◆ Goal: Reply with one number only, the count of lines holding the string "bottom".

◆ Input:

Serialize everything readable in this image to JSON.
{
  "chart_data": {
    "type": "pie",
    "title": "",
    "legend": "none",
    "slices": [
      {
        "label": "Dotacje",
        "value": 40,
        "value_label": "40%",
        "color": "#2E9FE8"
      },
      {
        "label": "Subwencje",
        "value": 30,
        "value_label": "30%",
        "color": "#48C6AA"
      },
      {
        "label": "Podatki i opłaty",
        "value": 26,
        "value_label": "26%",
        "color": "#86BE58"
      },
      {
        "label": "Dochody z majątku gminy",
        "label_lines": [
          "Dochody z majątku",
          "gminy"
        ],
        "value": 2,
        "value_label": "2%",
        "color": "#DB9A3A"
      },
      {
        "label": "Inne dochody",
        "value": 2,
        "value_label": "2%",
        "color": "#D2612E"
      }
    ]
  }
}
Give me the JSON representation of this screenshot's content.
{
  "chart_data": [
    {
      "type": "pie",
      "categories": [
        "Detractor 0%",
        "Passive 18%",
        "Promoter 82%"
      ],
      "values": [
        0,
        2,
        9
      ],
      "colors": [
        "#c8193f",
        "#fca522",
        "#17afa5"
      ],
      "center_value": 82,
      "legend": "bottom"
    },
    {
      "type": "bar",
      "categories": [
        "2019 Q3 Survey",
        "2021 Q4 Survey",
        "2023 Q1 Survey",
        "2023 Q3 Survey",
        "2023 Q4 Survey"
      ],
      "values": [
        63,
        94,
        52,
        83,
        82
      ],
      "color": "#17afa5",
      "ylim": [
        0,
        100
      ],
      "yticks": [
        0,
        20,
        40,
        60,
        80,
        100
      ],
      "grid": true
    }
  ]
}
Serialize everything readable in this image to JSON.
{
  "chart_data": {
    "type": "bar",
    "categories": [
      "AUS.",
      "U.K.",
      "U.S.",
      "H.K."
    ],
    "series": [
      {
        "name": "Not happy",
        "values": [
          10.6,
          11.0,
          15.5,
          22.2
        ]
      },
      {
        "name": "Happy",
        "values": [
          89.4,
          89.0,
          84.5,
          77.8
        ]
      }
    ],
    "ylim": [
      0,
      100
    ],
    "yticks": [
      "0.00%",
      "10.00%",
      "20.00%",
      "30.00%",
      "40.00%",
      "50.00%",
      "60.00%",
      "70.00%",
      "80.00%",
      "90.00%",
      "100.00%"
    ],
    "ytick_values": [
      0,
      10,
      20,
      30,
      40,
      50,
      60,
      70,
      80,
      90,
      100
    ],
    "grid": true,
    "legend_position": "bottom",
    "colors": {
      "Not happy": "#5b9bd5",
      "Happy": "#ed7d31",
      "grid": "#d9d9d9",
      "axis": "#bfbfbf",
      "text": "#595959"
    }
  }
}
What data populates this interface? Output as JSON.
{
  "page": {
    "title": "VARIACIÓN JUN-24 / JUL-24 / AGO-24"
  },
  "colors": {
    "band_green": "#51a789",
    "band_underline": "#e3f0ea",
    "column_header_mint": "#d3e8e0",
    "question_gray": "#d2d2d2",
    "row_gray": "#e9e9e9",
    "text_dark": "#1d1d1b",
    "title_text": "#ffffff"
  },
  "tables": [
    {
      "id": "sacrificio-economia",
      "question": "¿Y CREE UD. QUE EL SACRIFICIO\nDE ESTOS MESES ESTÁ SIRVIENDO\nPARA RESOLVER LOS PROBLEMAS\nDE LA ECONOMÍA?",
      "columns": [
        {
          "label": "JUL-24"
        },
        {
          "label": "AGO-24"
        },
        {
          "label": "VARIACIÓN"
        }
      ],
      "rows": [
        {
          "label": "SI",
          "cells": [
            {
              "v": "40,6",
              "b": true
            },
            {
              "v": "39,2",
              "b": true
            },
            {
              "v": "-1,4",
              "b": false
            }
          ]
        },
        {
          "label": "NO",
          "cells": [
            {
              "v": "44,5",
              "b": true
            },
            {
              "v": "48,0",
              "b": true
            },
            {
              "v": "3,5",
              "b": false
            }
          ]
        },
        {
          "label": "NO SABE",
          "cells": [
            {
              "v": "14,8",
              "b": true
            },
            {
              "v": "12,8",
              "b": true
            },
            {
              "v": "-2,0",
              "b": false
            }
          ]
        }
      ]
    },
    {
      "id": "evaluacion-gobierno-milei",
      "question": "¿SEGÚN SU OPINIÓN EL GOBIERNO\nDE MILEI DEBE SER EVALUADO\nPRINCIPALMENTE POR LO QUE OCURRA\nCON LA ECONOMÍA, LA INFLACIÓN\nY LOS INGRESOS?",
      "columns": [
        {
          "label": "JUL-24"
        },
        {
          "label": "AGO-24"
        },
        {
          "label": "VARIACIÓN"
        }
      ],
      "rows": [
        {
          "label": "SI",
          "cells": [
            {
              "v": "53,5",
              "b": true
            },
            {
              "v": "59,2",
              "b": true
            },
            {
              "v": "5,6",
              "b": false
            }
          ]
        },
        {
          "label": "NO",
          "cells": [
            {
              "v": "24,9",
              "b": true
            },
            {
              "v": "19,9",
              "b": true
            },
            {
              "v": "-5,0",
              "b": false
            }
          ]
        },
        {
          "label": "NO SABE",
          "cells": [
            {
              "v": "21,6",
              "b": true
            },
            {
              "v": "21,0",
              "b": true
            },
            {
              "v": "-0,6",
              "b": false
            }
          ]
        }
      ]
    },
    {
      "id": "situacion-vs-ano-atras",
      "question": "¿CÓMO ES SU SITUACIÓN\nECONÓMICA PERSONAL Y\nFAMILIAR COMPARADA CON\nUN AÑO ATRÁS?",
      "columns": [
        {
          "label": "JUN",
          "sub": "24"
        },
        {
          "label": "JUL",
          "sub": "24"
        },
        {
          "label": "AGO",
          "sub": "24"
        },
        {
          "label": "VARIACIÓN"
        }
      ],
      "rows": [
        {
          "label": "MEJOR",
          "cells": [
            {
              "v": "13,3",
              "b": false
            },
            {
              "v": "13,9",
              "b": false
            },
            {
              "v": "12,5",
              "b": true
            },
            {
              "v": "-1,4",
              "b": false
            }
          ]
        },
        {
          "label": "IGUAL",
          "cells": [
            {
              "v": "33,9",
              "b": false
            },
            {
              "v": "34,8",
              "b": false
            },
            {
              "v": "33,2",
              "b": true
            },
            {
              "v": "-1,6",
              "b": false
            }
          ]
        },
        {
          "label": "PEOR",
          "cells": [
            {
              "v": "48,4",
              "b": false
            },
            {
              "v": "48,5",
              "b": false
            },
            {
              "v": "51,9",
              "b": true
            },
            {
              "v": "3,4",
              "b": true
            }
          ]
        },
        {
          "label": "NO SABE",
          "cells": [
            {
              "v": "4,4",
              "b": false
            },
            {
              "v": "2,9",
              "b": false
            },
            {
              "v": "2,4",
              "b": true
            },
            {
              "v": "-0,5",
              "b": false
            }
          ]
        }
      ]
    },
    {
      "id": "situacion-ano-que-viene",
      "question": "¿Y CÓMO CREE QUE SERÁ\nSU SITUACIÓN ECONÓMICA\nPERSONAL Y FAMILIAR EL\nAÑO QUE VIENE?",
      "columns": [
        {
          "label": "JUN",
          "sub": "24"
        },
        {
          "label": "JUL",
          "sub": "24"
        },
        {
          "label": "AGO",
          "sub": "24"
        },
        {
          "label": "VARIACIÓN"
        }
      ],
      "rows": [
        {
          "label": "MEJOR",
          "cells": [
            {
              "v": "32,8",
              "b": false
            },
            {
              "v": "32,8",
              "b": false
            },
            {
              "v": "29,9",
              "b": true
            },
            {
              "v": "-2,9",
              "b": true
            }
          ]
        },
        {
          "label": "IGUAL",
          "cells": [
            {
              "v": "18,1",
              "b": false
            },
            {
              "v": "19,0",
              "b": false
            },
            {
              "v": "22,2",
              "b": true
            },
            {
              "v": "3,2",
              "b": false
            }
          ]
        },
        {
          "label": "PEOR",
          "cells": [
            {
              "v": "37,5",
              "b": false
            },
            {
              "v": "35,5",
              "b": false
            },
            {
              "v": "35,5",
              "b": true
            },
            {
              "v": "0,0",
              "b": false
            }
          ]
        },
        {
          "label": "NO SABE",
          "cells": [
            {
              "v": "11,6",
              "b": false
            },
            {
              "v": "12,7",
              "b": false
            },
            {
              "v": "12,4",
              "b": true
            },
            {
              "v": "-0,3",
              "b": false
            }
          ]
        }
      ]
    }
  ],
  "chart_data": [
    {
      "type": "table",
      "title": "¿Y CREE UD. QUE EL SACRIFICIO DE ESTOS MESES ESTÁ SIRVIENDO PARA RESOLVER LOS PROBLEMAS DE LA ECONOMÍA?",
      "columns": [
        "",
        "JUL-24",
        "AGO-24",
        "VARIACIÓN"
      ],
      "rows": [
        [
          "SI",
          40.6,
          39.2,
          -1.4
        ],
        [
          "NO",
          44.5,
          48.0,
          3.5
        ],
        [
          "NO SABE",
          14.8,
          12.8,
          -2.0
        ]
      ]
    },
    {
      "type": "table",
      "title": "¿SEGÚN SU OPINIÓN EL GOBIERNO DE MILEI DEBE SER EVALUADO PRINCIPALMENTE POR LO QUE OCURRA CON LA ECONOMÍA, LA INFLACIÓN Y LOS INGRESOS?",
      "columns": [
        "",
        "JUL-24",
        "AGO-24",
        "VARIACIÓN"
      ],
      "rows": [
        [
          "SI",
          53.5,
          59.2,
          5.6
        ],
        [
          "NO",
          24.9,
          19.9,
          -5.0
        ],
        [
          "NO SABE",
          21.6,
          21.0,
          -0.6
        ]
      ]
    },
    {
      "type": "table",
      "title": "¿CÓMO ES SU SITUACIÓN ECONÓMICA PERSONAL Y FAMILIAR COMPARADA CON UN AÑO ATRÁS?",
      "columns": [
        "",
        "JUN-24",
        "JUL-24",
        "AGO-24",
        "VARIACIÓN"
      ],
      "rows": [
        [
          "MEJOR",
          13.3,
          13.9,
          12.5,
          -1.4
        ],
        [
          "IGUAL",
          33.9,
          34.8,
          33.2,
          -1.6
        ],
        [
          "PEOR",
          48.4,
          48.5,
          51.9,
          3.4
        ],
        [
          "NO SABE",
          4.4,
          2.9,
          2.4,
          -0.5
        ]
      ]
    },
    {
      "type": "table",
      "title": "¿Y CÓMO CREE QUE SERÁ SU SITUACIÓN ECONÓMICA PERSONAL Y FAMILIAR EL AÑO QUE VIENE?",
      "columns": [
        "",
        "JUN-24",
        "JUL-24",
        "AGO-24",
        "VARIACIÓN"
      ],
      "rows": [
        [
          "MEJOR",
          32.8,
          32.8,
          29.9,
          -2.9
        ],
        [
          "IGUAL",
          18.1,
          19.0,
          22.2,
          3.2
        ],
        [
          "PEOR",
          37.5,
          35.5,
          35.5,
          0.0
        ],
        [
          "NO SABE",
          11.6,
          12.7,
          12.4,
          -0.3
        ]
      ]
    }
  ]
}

◆ Result: 2